- What is asked -
Return each line holding the string "color".

— start of Data for the task —

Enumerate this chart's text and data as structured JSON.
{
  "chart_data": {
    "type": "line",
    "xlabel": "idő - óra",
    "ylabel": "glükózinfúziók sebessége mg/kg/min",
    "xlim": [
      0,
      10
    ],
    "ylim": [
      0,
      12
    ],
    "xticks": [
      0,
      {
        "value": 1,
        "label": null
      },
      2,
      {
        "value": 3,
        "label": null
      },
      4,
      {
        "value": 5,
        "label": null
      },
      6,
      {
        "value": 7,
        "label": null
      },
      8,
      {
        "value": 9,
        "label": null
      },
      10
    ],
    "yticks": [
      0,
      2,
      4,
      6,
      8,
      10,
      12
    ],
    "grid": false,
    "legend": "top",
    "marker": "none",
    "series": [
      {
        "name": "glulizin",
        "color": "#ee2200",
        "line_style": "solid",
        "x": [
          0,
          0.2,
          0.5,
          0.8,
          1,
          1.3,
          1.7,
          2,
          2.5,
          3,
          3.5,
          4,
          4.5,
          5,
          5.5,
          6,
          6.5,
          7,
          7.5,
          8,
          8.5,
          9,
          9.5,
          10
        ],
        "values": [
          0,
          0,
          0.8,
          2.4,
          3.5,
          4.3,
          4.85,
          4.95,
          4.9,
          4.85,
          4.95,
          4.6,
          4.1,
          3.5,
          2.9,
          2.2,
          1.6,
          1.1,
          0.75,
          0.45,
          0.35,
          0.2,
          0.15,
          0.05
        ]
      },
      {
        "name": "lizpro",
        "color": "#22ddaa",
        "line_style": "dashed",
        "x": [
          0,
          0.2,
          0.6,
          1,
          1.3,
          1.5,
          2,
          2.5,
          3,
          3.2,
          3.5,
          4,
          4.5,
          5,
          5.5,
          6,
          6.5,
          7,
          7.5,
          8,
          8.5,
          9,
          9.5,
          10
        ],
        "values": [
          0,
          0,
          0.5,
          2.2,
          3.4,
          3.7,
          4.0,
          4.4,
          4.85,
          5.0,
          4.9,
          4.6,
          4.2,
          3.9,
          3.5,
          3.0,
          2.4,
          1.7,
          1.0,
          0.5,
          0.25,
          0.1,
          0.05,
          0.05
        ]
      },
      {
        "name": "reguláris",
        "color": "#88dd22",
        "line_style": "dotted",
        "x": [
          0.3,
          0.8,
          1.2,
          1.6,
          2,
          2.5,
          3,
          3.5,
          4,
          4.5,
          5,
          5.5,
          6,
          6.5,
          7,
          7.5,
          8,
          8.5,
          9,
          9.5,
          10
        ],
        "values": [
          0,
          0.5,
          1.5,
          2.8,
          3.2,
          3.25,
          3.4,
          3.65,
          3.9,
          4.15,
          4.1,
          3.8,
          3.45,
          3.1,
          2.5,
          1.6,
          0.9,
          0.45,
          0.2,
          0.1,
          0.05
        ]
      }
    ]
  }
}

— end of Data for the task —

- Task solution -
        "color": "#ee2200",
        "color": "#22ddaa",
        "color": "#88dd22",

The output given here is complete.